(The exercise) Reproduce, word for word and in full, the presentation page on spatial sampling and sample size in hedonic property models.

START Source excerpt

Spatial Sampling and Sample Size in Hedonic Property Models

Presentation Date

November 17, 2008

Authors

Lozano-Gracia, N. and Anselin, L.

Presentation Information

Spatial Sampling and Sample Size in Hedonic Property Models

Nancy Lozano-Gracia, GeoDa Center, Arizona State University, nlozano@asu.edu,
Luc Anselin, School of Geographical Sciences and GeoDa Center, Arizona State University, luc.anselin@asu.edu

II World Conference of the Spatial Econometrics Association

Hedonic Property Models have been widely used to elicit an individual’s willingness to
pay for house or community attributes ranging from living area and number of bathrooms
to environmental quality. Although individual data on house sales is used in may cases,
many examples in the literature have used some sort of aggregation at larger scales
(Census tracts or even counties) to define the price equilibrium in a hedonic context.
Often such aggregation is by necessity without the availability of individual data. To
date, there has been very little systematic analysis of the consequences of using sampling
or aggregation on the value of parameter estimates in hedonic models.

END Source excerpt
START Dataset content

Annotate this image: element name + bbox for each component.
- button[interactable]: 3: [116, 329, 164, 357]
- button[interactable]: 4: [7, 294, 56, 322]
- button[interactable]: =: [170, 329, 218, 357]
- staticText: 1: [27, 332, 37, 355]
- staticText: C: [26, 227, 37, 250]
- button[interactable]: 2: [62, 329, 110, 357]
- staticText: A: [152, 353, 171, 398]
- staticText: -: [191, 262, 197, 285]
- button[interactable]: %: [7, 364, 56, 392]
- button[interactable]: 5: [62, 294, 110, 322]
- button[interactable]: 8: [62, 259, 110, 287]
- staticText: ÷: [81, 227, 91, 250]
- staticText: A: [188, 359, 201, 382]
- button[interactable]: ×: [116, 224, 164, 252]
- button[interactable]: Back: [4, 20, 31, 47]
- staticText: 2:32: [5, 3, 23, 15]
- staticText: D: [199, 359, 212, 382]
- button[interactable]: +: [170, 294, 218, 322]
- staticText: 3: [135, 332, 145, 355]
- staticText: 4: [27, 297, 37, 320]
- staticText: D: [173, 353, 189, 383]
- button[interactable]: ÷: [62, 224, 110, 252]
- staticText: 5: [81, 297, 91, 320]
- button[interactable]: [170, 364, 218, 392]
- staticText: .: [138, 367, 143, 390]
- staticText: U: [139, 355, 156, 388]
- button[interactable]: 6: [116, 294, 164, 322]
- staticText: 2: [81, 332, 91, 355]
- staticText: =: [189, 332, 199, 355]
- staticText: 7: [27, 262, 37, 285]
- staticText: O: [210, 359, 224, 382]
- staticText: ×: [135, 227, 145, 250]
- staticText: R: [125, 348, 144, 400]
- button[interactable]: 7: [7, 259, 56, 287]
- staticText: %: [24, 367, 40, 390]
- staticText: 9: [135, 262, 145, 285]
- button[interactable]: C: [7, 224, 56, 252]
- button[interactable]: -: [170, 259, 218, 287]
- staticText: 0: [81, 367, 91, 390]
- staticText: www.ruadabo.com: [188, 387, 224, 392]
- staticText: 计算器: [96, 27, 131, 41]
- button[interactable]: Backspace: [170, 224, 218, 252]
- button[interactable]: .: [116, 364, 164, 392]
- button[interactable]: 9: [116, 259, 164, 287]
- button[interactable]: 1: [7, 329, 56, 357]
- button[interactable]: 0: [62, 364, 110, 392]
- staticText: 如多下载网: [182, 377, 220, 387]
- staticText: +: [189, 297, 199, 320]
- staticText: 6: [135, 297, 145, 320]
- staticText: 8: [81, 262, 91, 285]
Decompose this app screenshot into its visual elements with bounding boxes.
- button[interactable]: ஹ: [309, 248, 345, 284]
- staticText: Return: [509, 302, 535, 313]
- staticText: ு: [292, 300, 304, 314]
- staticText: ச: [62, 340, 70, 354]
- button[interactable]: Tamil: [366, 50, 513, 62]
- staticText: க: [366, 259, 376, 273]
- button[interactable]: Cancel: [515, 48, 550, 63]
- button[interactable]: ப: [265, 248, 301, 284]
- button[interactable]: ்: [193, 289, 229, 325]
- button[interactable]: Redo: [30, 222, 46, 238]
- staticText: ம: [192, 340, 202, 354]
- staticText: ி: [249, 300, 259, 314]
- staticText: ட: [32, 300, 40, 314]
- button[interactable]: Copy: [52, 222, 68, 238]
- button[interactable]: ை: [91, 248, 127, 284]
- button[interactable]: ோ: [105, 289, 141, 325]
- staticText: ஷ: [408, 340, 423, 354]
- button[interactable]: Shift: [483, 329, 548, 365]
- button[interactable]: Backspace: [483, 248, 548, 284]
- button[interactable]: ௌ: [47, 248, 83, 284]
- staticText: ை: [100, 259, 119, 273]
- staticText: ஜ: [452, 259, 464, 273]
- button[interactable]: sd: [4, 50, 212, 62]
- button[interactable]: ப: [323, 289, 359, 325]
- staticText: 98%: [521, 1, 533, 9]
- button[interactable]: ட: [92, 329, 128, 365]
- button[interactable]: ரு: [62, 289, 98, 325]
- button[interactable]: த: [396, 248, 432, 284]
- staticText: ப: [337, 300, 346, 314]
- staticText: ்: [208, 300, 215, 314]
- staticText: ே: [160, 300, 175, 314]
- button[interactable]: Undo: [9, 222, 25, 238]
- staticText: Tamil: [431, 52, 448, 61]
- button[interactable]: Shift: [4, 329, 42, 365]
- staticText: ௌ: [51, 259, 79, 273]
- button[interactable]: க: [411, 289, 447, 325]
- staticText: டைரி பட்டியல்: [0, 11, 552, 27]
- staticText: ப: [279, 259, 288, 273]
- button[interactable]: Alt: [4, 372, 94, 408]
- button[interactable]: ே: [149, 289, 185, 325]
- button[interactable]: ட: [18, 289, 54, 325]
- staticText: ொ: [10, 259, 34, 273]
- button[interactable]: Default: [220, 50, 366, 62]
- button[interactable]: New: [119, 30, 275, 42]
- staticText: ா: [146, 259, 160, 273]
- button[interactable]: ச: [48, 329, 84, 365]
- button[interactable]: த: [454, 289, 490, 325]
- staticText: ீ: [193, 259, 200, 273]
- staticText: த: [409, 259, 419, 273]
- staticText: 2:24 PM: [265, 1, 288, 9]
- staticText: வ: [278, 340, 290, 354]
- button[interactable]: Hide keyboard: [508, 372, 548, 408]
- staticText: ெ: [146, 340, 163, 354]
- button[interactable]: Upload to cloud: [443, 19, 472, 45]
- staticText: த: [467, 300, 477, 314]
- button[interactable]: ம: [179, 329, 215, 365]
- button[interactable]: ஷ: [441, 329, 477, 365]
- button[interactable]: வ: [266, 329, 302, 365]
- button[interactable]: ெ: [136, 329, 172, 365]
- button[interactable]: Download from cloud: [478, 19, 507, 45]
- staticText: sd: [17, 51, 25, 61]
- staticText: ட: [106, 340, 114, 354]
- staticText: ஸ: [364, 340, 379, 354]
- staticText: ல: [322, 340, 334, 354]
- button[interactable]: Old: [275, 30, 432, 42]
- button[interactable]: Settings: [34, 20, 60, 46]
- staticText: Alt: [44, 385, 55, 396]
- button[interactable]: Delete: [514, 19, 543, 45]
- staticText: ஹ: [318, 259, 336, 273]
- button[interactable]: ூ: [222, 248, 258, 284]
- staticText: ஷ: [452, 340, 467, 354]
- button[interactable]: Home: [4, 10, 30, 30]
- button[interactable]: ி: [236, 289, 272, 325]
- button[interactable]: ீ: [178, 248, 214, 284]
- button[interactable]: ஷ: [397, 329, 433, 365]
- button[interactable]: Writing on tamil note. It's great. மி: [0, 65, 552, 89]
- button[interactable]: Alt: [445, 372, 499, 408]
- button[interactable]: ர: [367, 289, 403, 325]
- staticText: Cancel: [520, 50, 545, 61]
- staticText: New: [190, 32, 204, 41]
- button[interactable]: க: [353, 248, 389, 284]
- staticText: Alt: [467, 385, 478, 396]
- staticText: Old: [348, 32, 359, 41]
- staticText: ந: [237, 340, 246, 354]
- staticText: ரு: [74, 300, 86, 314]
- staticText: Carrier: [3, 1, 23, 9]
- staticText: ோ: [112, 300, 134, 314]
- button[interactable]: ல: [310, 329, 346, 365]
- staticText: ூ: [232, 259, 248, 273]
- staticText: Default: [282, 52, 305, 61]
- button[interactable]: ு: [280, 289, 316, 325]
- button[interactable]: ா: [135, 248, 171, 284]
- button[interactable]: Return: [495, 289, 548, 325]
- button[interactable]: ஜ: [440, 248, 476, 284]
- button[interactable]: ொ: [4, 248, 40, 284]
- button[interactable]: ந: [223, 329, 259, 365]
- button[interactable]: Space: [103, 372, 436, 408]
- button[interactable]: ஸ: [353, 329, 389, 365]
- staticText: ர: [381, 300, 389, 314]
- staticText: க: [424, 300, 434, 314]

END Dataset content

(Result below)
Spatial Sampling and Sample Size in Hedonic Property Models

Presentation Date

November 17, 2008

Authors

Lozano-Gracia, N. and Anselin, L.

Presentation Information

Spatial Sampling and Sample Size in Hedonic Property Models

Nancy Lozano-Gracia, GeoDa Center, Arizona State University, nlozano@asu.edu,
Luc Anselin, School of Geographical Sciences and GeoDa Center, Arizona State University, luc.anselin@asu.edu

II World Conference of the Spatial Econometrics Association

Hedonic Property Models have been widely used to elicit an individual’s willingness to
pay for house or community attributes ranging from living area and number of bathrooms
to environmental quality. Although individual data on house sales is used in may cases,
many examples in the literature have used some sort of aggregation at larger scales
(Census tracts or even counties) to define the price equilibrium in a hedonic context.
Often such aggregation is by necessity without the availability of individual data. To
date, there has been very little systematic analysis of the consequences of using sampling
or aggregation on the value of parameter estimates in hedonic models.